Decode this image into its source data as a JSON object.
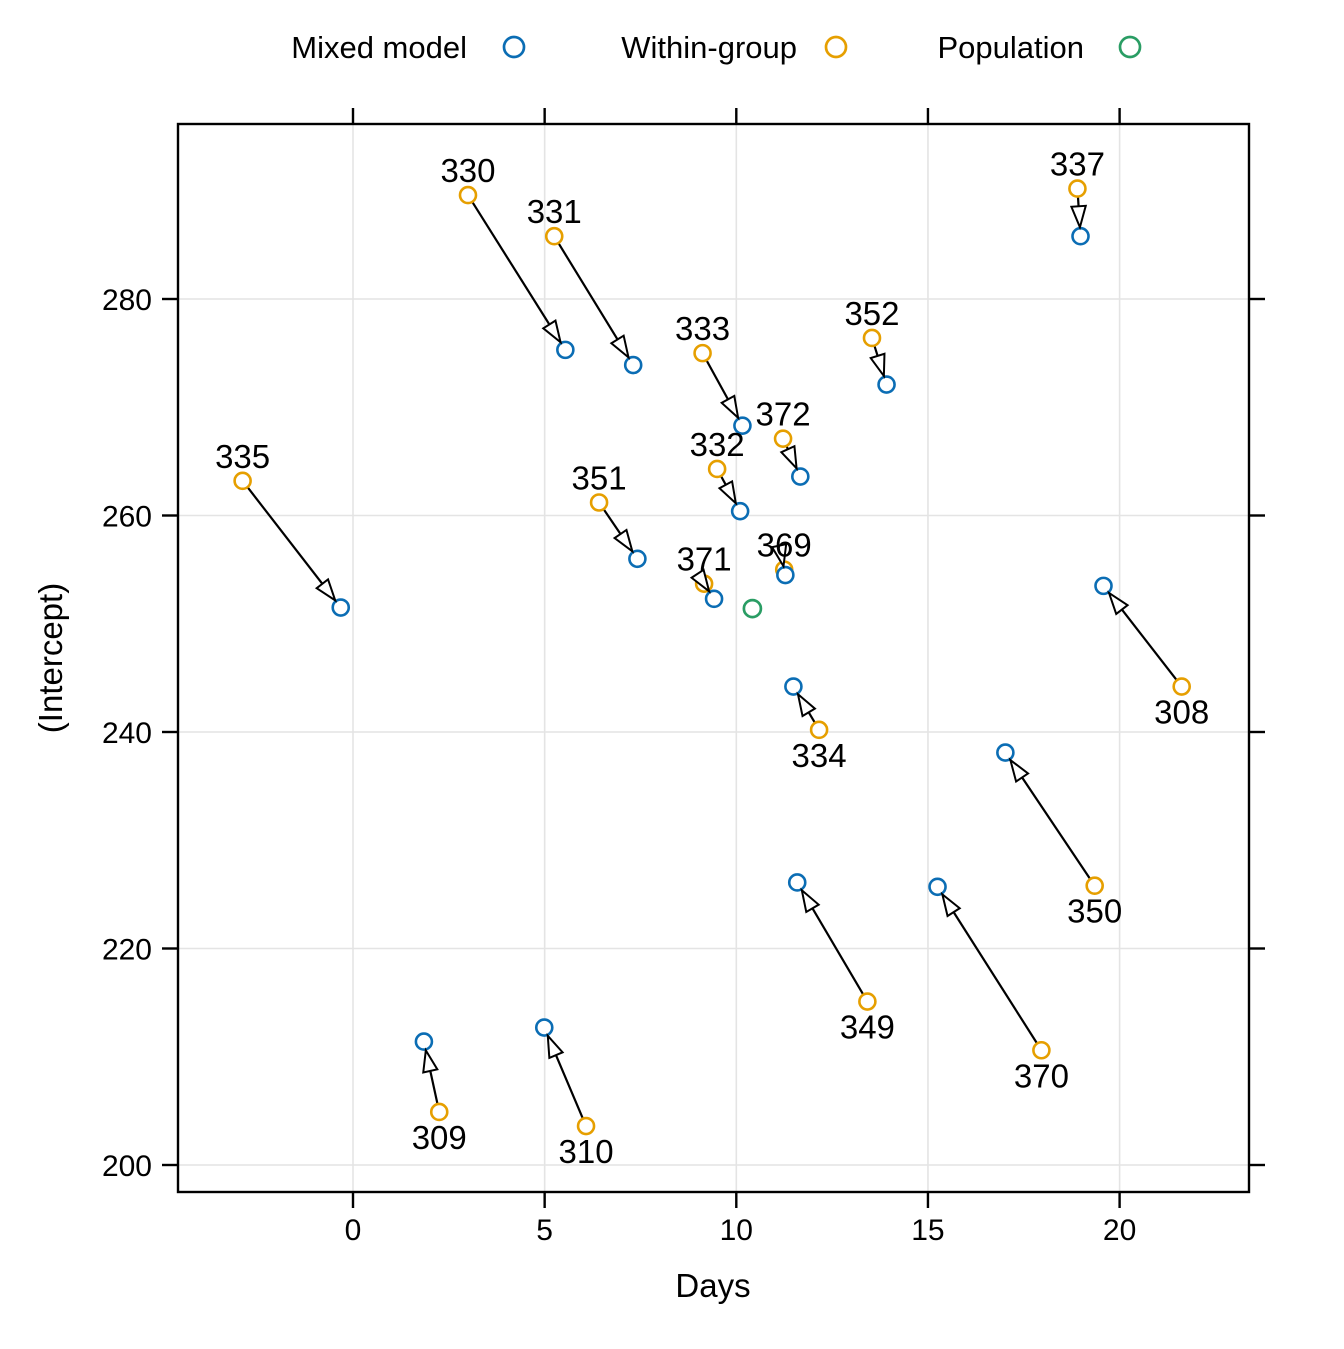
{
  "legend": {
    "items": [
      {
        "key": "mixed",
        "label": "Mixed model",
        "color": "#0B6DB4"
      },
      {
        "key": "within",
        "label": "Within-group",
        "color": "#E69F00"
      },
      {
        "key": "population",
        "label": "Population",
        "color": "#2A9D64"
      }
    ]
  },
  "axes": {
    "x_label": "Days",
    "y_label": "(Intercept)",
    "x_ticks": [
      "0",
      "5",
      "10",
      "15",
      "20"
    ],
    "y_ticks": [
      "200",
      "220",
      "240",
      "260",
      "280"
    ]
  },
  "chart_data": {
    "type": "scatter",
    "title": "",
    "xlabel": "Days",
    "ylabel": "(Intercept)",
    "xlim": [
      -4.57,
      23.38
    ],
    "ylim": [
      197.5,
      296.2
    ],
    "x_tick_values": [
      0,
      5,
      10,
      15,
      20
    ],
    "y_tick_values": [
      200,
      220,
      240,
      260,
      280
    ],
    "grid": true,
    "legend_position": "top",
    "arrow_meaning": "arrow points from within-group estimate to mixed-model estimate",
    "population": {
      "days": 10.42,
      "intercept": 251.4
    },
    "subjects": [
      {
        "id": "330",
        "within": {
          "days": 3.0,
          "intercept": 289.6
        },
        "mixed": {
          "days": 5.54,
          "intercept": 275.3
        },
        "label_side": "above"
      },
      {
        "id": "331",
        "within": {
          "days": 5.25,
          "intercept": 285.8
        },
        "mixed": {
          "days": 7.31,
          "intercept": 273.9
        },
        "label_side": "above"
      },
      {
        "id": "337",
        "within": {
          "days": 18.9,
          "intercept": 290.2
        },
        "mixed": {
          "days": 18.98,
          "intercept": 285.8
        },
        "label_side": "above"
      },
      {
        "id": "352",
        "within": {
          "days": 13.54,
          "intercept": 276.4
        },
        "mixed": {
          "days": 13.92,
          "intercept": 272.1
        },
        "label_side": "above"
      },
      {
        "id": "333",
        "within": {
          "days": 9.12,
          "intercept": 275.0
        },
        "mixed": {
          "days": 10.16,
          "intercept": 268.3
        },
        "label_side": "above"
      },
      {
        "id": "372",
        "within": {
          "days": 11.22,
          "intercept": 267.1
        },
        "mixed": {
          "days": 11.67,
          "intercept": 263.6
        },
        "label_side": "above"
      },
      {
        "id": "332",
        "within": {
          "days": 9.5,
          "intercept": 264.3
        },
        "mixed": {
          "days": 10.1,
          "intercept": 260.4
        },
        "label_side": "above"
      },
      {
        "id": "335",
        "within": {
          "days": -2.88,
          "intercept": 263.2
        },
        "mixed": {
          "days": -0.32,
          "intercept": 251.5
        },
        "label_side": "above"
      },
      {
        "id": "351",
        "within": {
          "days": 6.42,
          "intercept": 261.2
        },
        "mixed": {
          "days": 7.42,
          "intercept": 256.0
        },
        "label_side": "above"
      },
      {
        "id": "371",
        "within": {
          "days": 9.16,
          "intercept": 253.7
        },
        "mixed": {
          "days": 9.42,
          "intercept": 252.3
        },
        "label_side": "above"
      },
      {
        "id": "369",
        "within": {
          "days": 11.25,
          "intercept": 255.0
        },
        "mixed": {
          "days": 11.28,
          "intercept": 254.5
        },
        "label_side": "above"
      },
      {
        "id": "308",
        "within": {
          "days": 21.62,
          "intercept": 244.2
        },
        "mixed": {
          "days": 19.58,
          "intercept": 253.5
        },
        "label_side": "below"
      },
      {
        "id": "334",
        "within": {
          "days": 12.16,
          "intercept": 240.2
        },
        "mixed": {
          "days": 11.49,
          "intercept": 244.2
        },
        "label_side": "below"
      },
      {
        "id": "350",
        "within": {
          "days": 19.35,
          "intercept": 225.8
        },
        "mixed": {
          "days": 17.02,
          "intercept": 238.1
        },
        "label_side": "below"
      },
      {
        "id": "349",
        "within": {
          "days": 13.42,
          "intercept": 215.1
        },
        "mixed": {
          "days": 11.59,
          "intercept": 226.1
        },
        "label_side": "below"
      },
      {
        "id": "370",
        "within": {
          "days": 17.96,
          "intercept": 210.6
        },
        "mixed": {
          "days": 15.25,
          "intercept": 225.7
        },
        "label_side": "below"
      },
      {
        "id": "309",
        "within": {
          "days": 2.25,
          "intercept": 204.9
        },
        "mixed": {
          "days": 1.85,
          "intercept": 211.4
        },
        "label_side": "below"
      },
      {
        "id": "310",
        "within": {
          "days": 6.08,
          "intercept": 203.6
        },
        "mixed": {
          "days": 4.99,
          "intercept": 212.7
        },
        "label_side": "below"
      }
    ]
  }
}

* * *

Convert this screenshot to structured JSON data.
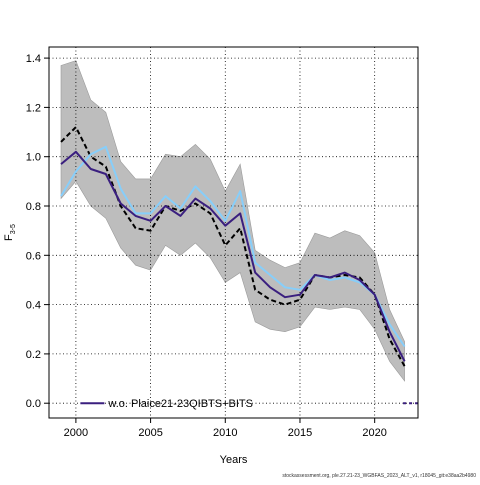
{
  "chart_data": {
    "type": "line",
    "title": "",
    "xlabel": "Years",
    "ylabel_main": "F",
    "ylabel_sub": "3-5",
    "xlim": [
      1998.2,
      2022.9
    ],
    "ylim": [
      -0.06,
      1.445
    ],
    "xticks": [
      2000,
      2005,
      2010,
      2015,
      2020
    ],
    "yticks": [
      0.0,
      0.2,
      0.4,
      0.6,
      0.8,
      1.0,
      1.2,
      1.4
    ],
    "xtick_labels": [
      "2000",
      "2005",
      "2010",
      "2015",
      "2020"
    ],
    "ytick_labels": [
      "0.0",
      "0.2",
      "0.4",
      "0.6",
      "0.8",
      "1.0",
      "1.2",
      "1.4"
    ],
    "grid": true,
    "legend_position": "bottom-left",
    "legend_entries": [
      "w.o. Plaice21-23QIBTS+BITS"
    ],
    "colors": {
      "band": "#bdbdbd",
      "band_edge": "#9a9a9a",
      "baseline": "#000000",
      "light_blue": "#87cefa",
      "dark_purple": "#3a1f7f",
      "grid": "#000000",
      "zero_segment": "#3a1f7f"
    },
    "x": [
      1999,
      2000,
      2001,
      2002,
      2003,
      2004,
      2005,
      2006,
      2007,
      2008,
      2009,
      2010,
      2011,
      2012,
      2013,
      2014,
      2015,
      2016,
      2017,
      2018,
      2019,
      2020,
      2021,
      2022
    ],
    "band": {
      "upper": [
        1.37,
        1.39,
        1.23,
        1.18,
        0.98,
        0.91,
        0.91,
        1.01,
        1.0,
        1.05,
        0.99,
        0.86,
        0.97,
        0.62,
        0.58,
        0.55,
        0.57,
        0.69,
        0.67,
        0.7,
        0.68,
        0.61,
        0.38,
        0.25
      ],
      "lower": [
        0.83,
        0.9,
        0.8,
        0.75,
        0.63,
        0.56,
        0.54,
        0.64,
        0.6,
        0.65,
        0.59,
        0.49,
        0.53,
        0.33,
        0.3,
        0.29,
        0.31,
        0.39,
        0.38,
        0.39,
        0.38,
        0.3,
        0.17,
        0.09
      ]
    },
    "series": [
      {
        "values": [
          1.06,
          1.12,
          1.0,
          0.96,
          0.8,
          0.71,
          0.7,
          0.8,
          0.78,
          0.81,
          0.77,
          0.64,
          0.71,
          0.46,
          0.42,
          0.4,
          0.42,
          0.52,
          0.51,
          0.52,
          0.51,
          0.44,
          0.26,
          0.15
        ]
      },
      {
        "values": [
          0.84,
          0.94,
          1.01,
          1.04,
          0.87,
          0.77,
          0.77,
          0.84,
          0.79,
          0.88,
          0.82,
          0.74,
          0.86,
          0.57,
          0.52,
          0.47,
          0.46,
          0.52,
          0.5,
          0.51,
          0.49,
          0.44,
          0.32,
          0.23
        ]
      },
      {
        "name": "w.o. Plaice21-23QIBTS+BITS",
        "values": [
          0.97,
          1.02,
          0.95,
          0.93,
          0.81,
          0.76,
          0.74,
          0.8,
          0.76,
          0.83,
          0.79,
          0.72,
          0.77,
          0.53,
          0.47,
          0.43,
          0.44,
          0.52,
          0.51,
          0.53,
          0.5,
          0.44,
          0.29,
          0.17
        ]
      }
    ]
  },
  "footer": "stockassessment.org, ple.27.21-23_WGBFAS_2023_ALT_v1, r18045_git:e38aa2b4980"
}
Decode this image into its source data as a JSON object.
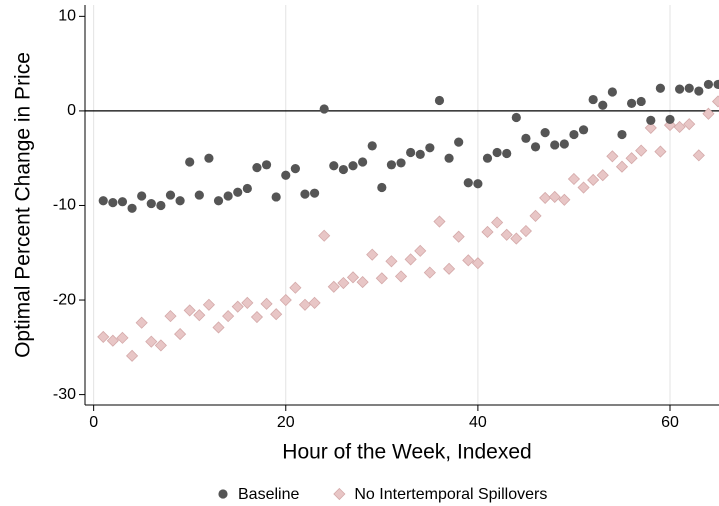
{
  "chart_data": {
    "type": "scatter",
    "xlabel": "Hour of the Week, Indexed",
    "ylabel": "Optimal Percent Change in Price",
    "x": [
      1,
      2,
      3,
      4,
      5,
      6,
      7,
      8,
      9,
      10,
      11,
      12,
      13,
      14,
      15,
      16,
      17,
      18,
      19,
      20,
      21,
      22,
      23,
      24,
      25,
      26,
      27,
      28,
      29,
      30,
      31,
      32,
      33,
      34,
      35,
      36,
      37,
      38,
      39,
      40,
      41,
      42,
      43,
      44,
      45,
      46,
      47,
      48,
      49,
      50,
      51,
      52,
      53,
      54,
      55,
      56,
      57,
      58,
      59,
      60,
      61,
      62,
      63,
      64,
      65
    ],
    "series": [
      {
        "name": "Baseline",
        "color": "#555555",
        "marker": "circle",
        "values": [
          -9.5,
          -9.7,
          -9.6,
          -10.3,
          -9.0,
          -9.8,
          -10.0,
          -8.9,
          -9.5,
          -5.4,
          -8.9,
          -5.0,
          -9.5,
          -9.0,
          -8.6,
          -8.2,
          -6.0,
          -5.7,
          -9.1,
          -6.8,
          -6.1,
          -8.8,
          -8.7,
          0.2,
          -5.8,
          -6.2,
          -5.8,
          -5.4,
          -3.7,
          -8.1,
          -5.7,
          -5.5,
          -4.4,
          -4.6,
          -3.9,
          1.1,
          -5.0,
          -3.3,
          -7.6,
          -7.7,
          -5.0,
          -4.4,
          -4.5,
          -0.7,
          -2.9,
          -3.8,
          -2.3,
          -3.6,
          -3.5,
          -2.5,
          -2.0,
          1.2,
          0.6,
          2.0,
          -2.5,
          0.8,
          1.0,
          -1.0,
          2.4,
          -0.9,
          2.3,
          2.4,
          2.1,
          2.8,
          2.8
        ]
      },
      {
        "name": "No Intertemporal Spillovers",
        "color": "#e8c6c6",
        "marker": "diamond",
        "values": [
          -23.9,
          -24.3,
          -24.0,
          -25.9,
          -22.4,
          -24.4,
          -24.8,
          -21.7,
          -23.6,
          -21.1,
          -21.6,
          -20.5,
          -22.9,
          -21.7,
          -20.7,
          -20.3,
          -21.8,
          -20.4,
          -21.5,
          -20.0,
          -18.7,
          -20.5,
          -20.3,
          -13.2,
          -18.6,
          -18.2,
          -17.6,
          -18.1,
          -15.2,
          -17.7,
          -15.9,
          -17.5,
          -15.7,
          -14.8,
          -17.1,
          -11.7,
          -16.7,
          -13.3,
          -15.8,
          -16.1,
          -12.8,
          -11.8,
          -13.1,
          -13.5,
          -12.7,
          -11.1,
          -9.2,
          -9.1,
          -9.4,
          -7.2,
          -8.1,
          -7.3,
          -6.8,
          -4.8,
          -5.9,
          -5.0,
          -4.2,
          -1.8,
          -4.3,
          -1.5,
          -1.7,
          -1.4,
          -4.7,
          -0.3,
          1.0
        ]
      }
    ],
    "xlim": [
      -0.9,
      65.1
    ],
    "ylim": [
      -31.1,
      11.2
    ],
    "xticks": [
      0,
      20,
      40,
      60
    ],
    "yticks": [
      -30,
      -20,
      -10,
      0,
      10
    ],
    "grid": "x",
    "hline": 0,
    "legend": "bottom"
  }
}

* * *

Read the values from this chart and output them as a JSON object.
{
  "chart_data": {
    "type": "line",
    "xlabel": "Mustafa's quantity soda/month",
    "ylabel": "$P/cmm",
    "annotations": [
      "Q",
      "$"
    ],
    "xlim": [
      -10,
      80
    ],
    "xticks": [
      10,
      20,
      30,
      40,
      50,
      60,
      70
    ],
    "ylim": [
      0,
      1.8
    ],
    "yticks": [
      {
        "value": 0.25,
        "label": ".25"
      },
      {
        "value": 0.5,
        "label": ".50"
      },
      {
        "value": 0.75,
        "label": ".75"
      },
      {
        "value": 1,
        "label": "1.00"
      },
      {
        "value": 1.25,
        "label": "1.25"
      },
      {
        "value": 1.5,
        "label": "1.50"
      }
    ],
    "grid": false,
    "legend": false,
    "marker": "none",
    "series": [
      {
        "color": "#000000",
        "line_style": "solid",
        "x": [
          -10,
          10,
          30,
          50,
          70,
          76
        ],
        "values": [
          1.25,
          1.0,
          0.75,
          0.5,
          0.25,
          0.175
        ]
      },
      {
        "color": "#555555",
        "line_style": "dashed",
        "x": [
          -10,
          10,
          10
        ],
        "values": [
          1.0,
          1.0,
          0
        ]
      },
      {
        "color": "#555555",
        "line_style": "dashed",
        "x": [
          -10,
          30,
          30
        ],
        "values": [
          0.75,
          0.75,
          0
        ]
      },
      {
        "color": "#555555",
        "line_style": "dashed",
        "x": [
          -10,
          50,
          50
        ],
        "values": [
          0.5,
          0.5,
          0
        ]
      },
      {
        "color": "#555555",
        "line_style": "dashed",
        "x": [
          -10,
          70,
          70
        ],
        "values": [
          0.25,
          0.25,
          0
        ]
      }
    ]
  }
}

**STATED GOAL**. Gather all lines where the word "marker" appears.

**REPLY**.
        "marker": "circle",
        "marker": "diamond",
    "marker": "none",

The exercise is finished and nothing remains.